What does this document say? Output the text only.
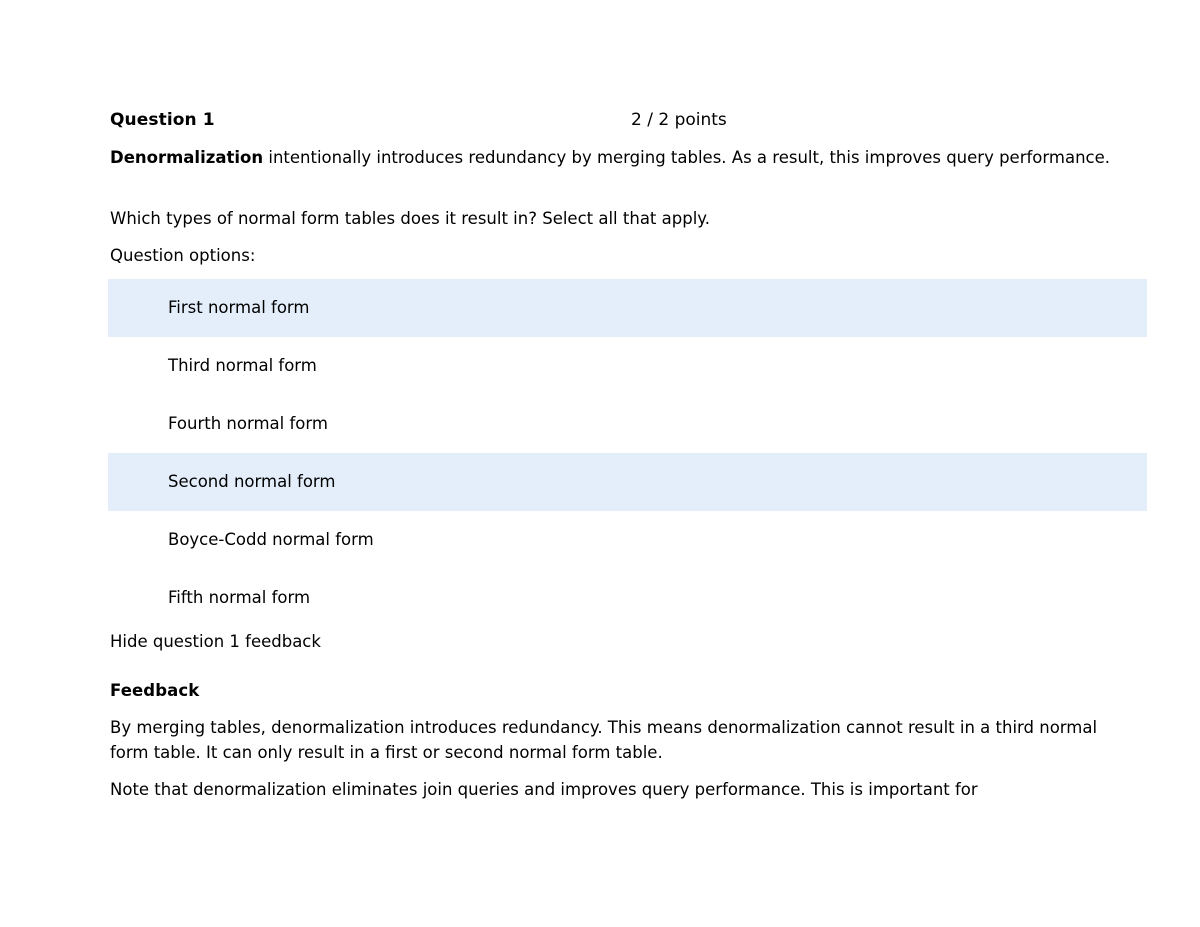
Question 1	2 / 2 points
Denormalization intentionally introduces redundancy by merging tables. As a result, this improves query performance.
Which types of normal form tables does it result in? Select all that apply.
Question options:
First normal form
Third normal form
Fourth normal form
Second normal form
Boyce-Codd normal form
Fifth normal form
Hide question 1 feedback
Feedback
By merging tables, denormalization introduces redundancy. This means denormalization cannot result in a third normal form table. It can only result in a first or second normal form table.
Note that denormalization eliminates join queries and improves query performance. This is important for
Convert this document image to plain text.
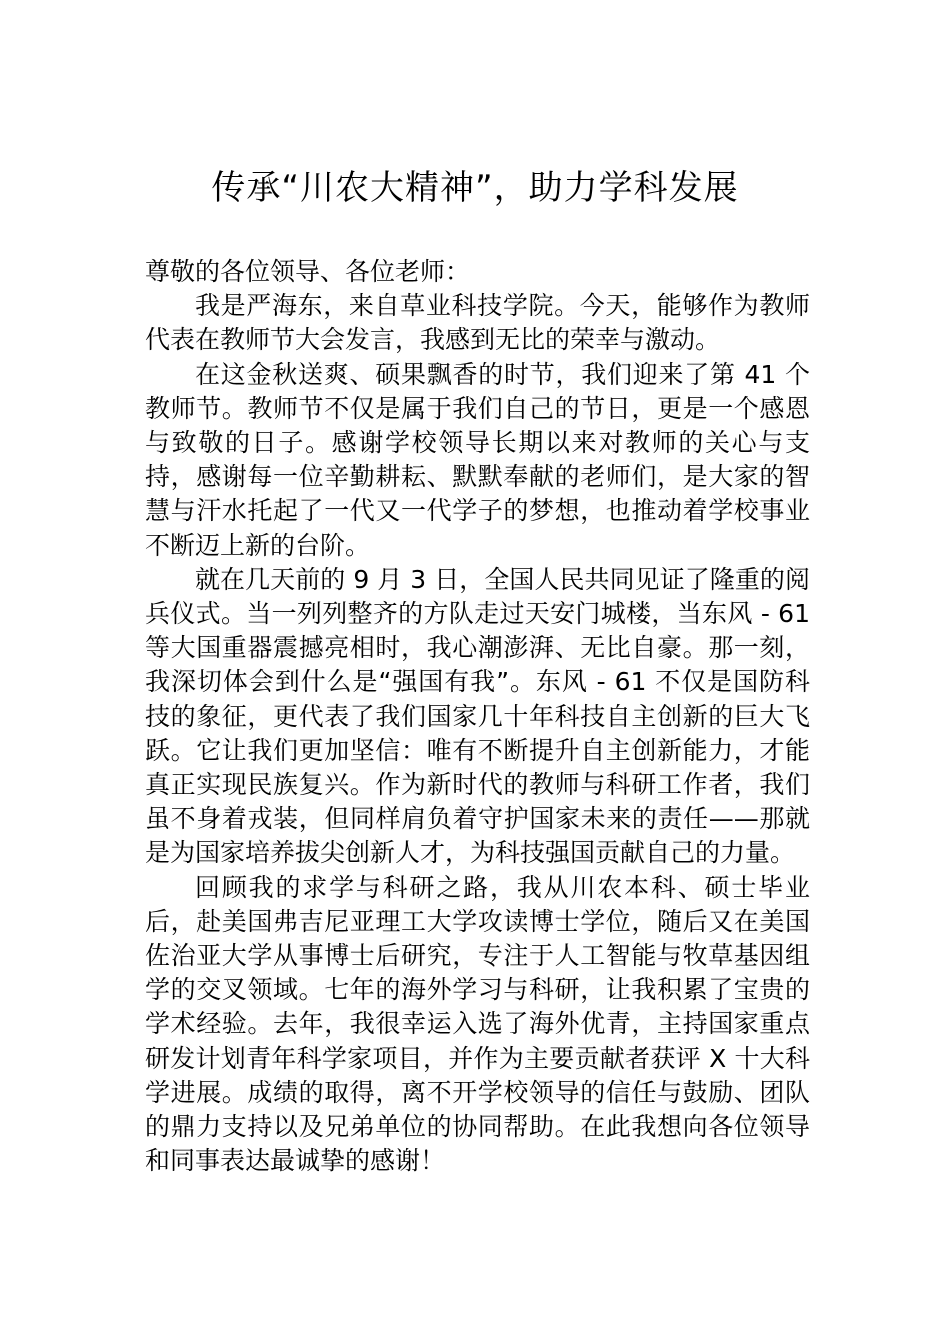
传承“川农大精神”，助力学科发展

尊敬的各位领导、各位老师：

我是严海东，来自草业科技学院。今天，能够作为教师代表在教师节大会发言，我感到无比的荣幸与激动。

在这金秋送爽、硕果飘香的时节，我们迎来了第 41 个教师节。教师节不仅是属于我们自己的节日，更是一个感恩与致敬的日子。感谢学校领导长期以来对教师的关心与支持，感谢每一位辛勤耕耘、默默奉献的老师们，是大家的智慧与汗水托起了一代又一代学子的梦想，也推动着学校事业不断迈上新的台阶。

就在几天前的 9 月 3 日，全国人民共同见证了隆重的阅兵仪式。当一列列整齐的方队走过天安门城楼，当东风 - 61 等大国重器震撼亮相时，我心潮澎湃、无比自豪。那一刻，我深切体会到什么是“强国有我”。东风 - 61 不仅是国防科技的象征，更代表了我们国家几十年科技自主创新的巨大飞跃。它让我们更加坚信：唯有不断提升自主创新能力，才能真正实现民族复兴。作为新时代的教师与科研工作者，我们虽不身着戎装，但同样肩负着守护国家未来的责任——那就是为国家培养拔尖创新人才，为科技强国贡献自己的力量。

回顾我的求学与科研之路，我从川农本科、硕士毕业后，赴美国弗吉尼亚理工大学攻读博士学位，随后又在美国佐治亚大学从事博士后研究，专注于人工智能与牧草基因组学的交叉领域。七年的海外学习与科研，让我积累了宝贵的学术经验。去年，我很幸运入选了海外优青，主持国家重点研发计划青年科学家项目，并作为主要贡献者获评 X 十大科学进展。成绩的取得，离不开学校领导的信任与鼓励、团队的鼎力支持以及兄弟单位的协同帮助。在此我想向各位领导和同事表达最诚挚的感谢！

[WORK TO BE COMPLETED] Pull out every line of the records above that contains the word "text".

[WRITTEN SOLUTION]
What does this document say? Output the text only.
Convert this document image to plain text.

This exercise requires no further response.